* STATED TASK:
Please write out the material that follows, exactly as it stands.

Source records
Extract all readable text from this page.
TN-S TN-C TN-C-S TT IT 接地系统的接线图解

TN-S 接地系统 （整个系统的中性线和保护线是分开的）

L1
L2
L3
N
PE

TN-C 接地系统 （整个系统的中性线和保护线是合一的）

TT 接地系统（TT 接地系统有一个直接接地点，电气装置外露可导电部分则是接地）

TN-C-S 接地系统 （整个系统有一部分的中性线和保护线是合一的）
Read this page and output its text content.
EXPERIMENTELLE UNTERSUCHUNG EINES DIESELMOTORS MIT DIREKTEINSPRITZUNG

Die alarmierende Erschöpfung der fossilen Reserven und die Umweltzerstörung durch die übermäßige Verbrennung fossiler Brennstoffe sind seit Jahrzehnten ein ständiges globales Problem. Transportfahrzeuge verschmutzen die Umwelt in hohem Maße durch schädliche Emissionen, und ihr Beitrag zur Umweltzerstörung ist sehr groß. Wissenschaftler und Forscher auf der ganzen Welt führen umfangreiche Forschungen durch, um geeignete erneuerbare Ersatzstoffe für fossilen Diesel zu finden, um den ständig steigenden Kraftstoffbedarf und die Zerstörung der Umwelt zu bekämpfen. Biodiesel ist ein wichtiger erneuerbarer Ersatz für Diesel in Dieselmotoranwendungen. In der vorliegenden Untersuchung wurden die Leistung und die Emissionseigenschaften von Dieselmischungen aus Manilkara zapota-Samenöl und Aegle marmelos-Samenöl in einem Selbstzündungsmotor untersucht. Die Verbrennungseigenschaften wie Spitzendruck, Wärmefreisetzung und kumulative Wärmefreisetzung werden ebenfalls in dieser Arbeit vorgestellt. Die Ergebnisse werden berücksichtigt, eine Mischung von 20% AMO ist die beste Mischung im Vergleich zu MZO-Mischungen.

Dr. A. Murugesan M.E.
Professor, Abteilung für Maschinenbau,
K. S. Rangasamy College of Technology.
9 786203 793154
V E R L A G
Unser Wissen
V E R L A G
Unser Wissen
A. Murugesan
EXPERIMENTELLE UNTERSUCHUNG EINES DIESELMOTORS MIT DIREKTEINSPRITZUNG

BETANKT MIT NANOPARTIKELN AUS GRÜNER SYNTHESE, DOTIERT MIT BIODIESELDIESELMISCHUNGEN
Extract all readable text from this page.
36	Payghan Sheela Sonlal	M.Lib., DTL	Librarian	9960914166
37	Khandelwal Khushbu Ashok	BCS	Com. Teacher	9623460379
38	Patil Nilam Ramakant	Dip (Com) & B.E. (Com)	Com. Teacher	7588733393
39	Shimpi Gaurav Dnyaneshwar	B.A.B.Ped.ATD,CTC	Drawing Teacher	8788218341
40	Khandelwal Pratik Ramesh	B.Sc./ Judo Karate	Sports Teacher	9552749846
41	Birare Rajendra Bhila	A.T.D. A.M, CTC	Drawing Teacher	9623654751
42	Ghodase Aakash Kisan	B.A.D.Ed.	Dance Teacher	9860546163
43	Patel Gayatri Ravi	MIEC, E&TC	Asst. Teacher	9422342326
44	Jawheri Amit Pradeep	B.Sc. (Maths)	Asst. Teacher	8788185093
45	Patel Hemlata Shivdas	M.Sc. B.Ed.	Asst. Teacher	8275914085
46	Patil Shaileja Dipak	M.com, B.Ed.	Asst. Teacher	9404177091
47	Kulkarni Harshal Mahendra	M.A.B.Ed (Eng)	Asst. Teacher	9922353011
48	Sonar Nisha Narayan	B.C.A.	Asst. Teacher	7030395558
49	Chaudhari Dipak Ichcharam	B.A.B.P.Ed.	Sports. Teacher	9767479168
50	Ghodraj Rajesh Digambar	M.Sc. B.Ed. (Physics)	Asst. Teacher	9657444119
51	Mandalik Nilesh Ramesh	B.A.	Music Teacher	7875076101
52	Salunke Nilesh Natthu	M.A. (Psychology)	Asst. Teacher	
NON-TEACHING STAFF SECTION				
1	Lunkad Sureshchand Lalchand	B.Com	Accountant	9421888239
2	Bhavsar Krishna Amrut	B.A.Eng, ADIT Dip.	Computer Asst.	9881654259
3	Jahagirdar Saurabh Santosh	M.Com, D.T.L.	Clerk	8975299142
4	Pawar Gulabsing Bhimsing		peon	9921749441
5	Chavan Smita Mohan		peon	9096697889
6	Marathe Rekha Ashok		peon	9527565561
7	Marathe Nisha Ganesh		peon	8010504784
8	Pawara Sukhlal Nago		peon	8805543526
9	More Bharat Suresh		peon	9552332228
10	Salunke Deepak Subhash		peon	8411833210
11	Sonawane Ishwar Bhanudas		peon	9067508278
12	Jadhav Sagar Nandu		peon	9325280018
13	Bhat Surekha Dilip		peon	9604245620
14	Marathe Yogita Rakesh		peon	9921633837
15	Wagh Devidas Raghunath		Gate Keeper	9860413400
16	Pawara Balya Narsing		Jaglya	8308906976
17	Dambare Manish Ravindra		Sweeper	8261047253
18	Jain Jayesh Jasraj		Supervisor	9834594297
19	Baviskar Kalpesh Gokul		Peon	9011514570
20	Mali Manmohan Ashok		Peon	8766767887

* FINAL RESULT:
Extract all readable text from this page.
TN-S TN-C TN-C-S TT IT 接地系统的接线图解

TN-S 接地系统 （整个系统的中性线和保护线是分开的）

L1
L2
L3
N
PE

TN-C 接地系统 （整个系统的中性线和保护线是合一的）

TT 接地系统（TT 接地系统有一个直接接地点，电气装置外露可导电部分则是接地）

TN-C-S 接地系统 （整个系统有一部分的中性线和保护线是合一的）
Read this page and output its text content.
EXPERIMENTELLE UNTERSUCHUNG EINES DIESELMOTORS MIT DIREKTEINSPRITZUNG

Die alarmierende Erschöpfung der fossilen Reserven und die Umweltzerstörung durch die übermäßige Verbrennung fossiler Brennstoffe sind seit Jahrzehnten ein ständiges globales Problem. Transportfahrzeuge verschmutzen die Umwelt in hohem Maße durch schädliche Emissionen, und ihr Beitrag zur Umweltzerstörung ist sehr groß. Wissenschaftler und Forscher auf der ganzen Welt führen umfangreiche Forschungen durch, um geeignete erneuerbare Ersatzstoffe für fossilen Diesel zu finden, um den ständig steigenden Kraftstoffbedarf und die Zerstörung der Umwelt zu bekämpfen. Biodiesel ist ein wichtiger erneuerbarer Ersatz für Diesel in Dieselmotoranwendungen. In der vorliegenden Untersuchung wurden die Leistung und die Emissionseigenschaften von Dieselmischungen aus Manilkara zapota-Samenöl und Aegle marmelos-Samenöl in einem Selbstzündungsmotor untersucht. Die Verbrennungseigenschaften wie Spitzendruck, Wärmefreisetzung und kumulative Wärmefreisetzung werden ebenfalls in dieser Arbeit vorgestellt. Die Ergebnisse werden berücksichtigt, eine Mischung von 20% AMO ist die beste Mischung im Vergleich zu MZO-Mischungen.

Dr. A. Murugesan M.E.
Professor, Abteilung für Maschinenbau,
K. S. Rangasamy College of Technology.
9 786203 793154
V E R L A G
Unser Wissen
V E R L A G
Unser Wissen
A. Murugesan
EXPERIMENTELLE UNTERSUCHUNG EINES DIESELMOTORS MIT DIREKTEINSPRITZUNG

BETANKT MIT NANOPARTIKELN AUS GRÜNER SYNTHESE, DOTIERT MIT BIODIESELDIESELMISCHUNGEN
Extract all readable text from this page.
36	Payghan Sheela Sonlal	M.Lib., DTL	Librarian	9960914166
37	Khandelwal Khushbu Ashok	BCS	Com. Teacher	9623460379
38	Patil Nilam Ramakant	Dip (Com) & B.E. (Com)	Com. Teacher	7588733393
39	Shimpi Gaurav Dnyaneshwar	B.A.B.Ped.ATD,CTC	Drawing Teacher	8788218341
40	Khandelwal Pratik Ramesh	B.Sc./ Judo Karate	Sports Teacher	9552749846
41	Birare Rajendra Bhila	A.T.D. A.M, CTC	Drawing Teacher	9623654751
42	Ghodase Aakash Kisan	B.A.D.Ed.	Dance Teacher	9860546163
43	Patel Gayatri Ravi	MIEC, E&TC	Asst. Teacher	9422342326
44	Jawheri Amit Pradeep	B.Sc. (Maths)	Asst. Teacher	8788185093
45	Patel Hemlata Shivdas	M.Sc. B.Ed.	Asst. Teacher	8275914085
46	Patil Shaileja Dipak	M.com, B.Ed.	Asst. Teacher	9404177091
47	Kulkarni Harshal Mahendra	M.A.B.Ed (Eng)	Asst. Teacher	9922353011
48	Sonar Nisha Narayan	B.C.A.	Asst. Teacher	7030395558
49	Chaudhari Dipak Ichcharam	B.A.B.P.Ed.	Sports. Teacher	9767479168
50	Ghodraj Rajesh Digambar	M.Sc. B.Ed. (Physics)	Asst. Teacher	9657444119
51	Mandalik Nilesh Ramesh	B.A.	Music Teacher	7875076101
52	Salunke Nilesh Natthu	M.A. (Psychology)	Asst. Teacher	
NON-TEACHING STAFF SECTION				
1	Lunkad Sureshchand Lalchand	B.Com	Accountant	9421888239
2	Bhavsar Krishna Amrut	B.A.Eng, ADIT Dip.	Computer Asst.	9881654259
3	Jahagirdar Saurabh Santosh	M.Com, D.T.L.	Clerk	8975299142
4	Pawar Gulabsing Bhimsing		peon	9921749441
5	Chavan Smita Mohan		peon	9096697889
6	Marathe Rekha Ashok		peon	9527565561
7	Marathe Nisha Ganesh		peon	8010504784
8	Pawara Sukhlal Nago		peon	8805543526
9	More Bharat Suresh		peon	9552332228
10	Salunke Deepak Subhash		peon	8411833210
11	Sonawane Ishwar Bhanudas		peon	9067508278
12	Jadhav Sagar Nandu		peon	9325280018
13	Bhat Surekha Dilip		peon	9604245620
14	Marathe Yogita Rakesh		peon	9921633837
15	Wagh Devidas Raghunath		Gate Keeper	9860413400
16	Pawara Balya Narsing		Jaglya	8308906976
17	Dambare Manish Ravindra		Sweeper	8261047253
18	Jain Jayesh Jasraj		Supervisor	9834594297
19	Baviskar Kalpesh Gokul		Peon	9011514570
20	Mali Manmohan Ashok		Peon	8766767887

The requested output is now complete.